_What you have to do_.
Gather all lines in the entries that include the word "Peak".

_Data excerpts_.
— Begin —

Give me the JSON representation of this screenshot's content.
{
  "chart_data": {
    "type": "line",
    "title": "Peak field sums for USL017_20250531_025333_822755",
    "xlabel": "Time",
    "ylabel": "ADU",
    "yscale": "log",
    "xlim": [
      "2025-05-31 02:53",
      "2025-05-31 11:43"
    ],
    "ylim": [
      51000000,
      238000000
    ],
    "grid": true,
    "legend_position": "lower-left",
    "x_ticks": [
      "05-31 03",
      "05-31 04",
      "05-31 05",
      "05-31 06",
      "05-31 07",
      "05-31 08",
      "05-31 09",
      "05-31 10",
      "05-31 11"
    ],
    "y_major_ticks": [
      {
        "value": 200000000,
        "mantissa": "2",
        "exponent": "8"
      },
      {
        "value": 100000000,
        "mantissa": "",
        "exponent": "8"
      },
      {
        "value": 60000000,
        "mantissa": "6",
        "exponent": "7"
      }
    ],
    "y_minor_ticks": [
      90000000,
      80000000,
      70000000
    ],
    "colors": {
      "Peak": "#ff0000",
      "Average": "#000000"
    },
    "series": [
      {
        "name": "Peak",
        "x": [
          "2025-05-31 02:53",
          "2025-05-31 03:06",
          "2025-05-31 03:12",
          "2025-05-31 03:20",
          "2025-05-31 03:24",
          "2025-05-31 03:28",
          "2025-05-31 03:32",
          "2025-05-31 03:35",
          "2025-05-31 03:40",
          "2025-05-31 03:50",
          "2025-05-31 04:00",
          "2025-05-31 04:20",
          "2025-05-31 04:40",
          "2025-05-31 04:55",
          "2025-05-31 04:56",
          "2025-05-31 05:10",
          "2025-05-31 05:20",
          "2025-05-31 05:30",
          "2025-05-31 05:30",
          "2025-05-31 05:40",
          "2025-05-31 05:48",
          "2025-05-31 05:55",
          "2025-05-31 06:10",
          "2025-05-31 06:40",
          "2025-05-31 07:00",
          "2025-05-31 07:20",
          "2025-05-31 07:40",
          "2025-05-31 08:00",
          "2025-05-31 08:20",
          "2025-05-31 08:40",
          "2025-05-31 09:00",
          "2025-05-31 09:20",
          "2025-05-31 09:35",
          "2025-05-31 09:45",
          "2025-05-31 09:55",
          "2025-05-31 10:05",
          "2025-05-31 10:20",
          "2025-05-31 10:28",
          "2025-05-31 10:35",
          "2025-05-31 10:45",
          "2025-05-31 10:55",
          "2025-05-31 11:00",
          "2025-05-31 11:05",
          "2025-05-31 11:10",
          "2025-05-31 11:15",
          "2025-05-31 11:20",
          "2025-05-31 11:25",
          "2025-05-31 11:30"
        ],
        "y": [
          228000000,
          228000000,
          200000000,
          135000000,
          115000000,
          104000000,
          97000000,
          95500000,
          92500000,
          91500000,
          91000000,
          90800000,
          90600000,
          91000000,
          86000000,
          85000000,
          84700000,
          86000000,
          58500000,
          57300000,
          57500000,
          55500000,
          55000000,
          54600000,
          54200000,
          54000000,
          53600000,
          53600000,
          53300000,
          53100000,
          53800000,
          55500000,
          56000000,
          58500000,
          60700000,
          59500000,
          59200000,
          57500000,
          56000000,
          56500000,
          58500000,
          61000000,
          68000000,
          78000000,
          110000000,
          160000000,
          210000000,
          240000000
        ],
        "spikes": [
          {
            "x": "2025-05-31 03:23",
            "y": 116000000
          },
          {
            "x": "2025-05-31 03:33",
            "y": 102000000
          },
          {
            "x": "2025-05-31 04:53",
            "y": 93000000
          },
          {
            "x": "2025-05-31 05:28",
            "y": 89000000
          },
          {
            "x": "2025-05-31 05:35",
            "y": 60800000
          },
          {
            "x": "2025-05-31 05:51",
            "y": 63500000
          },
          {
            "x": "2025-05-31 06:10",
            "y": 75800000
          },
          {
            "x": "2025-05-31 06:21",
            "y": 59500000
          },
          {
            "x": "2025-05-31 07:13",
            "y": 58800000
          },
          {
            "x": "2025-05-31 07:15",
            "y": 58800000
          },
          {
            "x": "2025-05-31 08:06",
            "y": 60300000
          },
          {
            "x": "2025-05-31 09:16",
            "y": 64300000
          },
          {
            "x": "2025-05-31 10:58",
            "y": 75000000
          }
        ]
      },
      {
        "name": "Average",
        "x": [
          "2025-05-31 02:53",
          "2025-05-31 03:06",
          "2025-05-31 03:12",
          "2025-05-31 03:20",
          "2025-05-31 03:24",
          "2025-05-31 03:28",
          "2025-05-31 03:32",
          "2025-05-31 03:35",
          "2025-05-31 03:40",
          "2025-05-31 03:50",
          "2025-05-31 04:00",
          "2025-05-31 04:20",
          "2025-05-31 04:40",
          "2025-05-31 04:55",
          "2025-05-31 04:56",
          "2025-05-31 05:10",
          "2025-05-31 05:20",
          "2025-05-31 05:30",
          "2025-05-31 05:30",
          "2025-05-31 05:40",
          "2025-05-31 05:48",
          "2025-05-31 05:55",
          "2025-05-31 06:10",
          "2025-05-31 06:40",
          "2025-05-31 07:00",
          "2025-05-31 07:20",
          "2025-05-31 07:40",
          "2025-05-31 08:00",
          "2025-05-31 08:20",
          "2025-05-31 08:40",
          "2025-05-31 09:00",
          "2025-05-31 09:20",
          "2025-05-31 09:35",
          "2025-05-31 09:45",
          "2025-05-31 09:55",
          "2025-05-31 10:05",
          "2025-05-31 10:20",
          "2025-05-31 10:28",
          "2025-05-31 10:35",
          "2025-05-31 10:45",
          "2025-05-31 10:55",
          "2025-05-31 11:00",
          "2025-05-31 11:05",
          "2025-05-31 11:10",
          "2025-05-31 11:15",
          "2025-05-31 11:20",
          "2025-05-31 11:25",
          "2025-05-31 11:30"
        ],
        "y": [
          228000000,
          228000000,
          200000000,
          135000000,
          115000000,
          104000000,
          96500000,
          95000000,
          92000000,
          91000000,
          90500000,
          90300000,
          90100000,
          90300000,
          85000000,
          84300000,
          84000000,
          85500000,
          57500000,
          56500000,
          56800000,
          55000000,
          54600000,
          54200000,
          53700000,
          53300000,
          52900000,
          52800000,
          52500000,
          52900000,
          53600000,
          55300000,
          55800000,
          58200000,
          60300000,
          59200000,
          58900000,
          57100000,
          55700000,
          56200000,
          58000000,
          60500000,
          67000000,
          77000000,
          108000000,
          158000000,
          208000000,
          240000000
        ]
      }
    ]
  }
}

— End —

_Task solution_.
    "title": "Peak field sums for USL017_20250531_025333_822755",
      "Peak": "#ff0000",
        "name": "Peak",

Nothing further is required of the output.